*Goal:*
Output only the span of lines that begins at the line containing "Extract the structured" and ends at the last line of the data, both included, exactly as they appear.

Extracts from a graphics dataset
begin

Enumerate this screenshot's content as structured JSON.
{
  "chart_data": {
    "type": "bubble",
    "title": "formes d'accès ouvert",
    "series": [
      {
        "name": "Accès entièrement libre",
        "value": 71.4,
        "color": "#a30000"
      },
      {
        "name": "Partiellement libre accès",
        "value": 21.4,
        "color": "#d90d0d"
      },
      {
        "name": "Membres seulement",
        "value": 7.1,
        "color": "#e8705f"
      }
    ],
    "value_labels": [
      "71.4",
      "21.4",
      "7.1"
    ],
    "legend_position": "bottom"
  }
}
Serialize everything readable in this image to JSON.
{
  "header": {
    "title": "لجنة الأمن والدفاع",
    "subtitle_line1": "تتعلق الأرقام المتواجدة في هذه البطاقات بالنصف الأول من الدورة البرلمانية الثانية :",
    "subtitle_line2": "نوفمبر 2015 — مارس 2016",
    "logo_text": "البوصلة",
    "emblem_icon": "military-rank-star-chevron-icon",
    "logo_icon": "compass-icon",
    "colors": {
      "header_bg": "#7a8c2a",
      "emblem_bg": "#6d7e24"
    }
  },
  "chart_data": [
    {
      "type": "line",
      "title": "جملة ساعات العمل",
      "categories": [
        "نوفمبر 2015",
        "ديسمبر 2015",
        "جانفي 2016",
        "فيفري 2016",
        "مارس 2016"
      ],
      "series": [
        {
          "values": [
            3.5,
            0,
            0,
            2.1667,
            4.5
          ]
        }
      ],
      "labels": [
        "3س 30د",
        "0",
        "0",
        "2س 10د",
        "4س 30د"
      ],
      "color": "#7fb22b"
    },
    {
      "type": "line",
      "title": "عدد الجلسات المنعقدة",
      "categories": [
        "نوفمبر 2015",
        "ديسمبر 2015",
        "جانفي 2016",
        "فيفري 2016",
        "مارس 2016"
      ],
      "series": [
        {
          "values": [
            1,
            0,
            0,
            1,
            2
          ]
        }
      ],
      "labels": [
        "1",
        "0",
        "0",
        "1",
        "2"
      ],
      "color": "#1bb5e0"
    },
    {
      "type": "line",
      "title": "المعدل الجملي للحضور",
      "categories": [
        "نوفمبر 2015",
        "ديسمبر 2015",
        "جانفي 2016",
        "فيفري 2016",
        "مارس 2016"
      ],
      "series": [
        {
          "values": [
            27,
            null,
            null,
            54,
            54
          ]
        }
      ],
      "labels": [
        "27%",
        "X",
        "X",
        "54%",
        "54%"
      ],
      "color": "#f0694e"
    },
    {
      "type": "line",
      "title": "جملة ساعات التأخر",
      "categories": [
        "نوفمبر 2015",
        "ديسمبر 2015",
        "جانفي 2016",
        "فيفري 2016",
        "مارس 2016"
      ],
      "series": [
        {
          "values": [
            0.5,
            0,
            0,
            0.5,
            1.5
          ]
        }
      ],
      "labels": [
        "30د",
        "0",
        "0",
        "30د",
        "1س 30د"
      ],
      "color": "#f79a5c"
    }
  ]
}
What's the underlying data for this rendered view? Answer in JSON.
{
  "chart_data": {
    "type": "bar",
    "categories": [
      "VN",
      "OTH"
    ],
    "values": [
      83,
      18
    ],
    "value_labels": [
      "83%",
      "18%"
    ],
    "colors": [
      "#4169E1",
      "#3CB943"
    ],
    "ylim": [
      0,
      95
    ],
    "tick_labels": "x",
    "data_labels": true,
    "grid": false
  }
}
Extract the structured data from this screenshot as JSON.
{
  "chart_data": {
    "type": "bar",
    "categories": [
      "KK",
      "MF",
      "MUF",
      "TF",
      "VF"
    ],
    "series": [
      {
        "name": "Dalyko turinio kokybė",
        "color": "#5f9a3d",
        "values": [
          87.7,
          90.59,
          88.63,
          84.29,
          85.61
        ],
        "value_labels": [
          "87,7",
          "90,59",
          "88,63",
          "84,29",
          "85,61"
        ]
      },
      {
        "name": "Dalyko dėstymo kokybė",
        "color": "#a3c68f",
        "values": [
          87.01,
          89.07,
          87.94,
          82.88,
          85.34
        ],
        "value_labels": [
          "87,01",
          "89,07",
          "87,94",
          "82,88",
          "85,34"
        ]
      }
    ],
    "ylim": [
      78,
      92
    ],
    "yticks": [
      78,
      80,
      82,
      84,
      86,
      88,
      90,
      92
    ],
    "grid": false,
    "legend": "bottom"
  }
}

end

*Task response:*
Extract the structured data from this screenshot as JSON.
{
  "chart_data": {
    "type": "bar",
    "categories": [
      "KK",
      "MF",
      "MUF",
      "TF",
      "VF"
    ],
    "series": [
      {
        "name": "Dalyko turinio kokybė",
        "color": "#5f9a3d",
        "values": [
          87.7,
          90.59,
          88.63,
          84.29,
          85.61
        ],
        "value_labels": [
          "87,7",
          "90,59",
          "88,63",
          "84,29",
          "85,61"
        ]
      },
      {
        "name": "Dalyko dėstymo kokybė",
        "color": "#a3c68f",
        "values": [
          87.01,
          89.07,
          87.94,
          82.88,
          85.34
        ],
        "value_labels": [
          "87,01",
          "89,07",
          "87,94",
          "82,88",
          "85,34"
        ]
      }
    ],
    "ylim": [
      78,
      92
    ],
    "yticks": [
      78,
      80,
      82,
      84,
      86,
      88,
      90,
      92
    ],
    "grid": false,
    "legend": "bottom"
  }
}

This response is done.